WHAT TO DO: Which lines in the items below contain the string "menu"? Find each one and copy it out in full.

PROVIDED DATA:
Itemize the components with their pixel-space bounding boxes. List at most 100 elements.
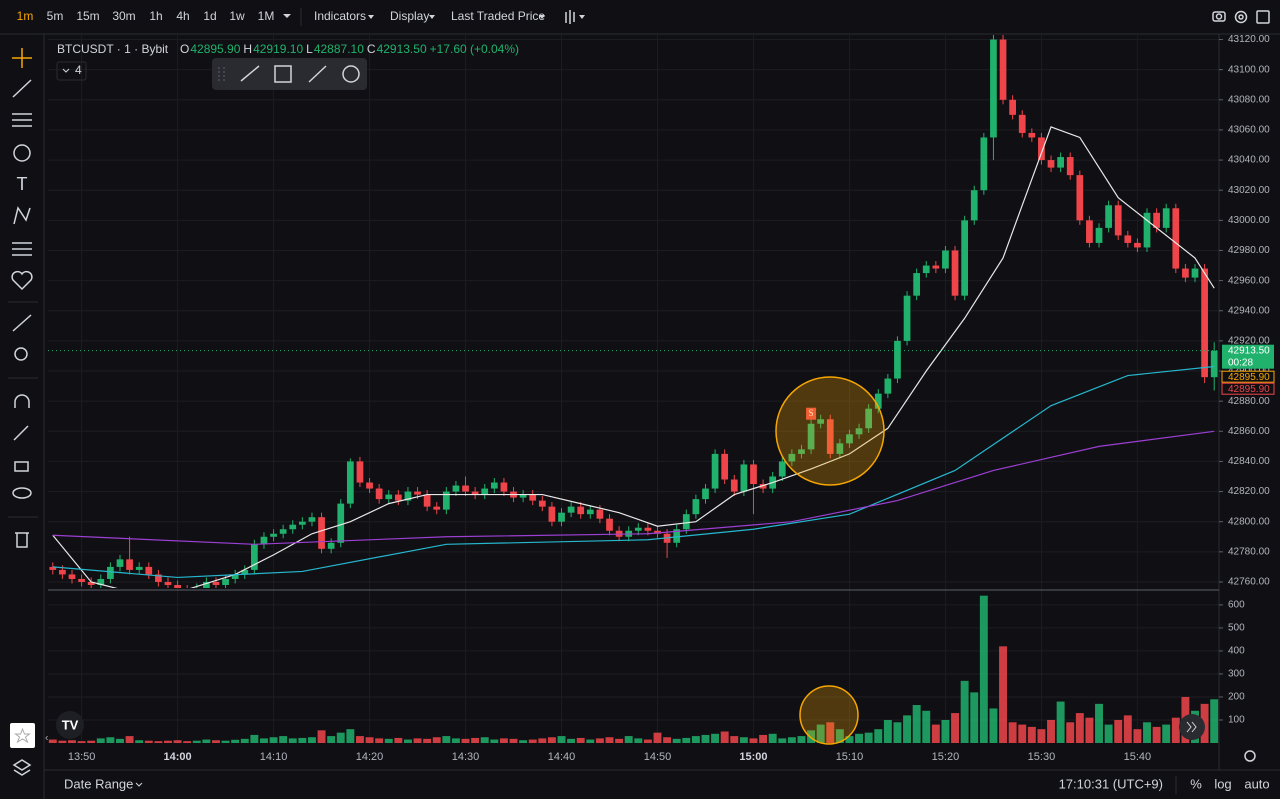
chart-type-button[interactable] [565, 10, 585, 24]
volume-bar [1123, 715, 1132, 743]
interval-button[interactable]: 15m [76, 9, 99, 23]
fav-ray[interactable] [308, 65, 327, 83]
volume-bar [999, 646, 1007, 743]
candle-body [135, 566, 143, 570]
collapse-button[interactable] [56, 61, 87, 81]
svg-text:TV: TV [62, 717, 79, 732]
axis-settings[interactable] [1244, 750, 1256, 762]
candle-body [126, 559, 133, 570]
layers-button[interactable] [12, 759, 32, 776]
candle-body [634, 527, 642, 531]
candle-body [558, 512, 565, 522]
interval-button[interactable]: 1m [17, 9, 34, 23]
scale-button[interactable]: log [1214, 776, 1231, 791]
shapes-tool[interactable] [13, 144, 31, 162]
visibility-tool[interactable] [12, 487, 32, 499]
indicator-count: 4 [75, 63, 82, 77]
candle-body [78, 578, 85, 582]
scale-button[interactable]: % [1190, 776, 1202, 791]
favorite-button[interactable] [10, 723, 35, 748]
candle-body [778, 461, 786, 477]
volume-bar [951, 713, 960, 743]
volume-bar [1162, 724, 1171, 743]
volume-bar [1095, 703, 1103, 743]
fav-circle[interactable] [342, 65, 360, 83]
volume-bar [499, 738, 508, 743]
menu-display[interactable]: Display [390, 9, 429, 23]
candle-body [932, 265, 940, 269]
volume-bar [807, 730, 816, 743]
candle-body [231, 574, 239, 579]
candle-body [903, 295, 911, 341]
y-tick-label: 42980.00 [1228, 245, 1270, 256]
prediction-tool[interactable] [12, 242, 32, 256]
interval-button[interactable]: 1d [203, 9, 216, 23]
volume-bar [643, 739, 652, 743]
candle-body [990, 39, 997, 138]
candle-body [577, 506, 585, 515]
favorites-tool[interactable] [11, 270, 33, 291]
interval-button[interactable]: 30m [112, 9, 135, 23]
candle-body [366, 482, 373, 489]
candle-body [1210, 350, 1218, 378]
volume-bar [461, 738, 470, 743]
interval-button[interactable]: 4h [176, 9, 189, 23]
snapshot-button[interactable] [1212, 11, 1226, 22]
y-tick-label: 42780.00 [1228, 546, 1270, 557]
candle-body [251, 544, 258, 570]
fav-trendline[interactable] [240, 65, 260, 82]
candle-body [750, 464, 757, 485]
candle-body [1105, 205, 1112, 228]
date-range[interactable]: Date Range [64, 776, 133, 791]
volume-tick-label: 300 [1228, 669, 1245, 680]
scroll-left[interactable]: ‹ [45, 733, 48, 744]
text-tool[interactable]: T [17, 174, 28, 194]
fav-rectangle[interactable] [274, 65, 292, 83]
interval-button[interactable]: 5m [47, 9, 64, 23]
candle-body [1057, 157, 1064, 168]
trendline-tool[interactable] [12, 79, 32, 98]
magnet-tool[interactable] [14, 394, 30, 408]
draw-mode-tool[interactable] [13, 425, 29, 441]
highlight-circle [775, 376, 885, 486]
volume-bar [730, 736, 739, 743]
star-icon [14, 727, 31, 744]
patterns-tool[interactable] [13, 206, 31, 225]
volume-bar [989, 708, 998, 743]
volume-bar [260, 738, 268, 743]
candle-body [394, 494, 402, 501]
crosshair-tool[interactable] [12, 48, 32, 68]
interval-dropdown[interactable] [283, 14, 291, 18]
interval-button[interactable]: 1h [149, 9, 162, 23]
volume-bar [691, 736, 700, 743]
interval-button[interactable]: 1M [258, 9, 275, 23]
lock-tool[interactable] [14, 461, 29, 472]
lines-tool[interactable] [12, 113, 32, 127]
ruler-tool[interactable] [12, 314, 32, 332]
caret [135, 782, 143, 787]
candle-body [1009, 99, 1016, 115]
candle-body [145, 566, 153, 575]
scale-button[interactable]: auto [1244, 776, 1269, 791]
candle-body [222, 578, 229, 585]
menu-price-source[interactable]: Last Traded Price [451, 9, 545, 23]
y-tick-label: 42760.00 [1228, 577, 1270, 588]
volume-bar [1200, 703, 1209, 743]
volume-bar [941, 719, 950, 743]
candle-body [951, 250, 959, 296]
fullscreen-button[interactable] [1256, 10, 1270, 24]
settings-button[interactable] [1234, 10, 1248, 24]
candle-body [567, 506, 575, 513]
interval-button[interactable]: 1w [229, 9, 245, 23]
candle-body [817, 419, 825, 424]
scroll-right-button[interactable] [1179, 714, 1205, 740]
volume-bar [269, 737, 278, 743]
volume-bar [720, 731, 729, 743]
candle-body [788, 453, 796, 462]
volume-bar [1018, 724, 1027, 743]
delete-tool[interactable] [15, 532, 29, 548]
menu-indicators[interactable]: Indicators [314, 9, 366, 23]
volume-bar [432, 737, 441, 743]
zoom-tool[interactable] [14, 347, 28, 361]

RESULT:
menu-display[interactable]: Display [390, 9, 429, 23]
menu-price-source[interactable]: Last Traded Price [451, 9, 545, 23]
menu-indicators[interactable]: Indicators [314, 9, 366, 23]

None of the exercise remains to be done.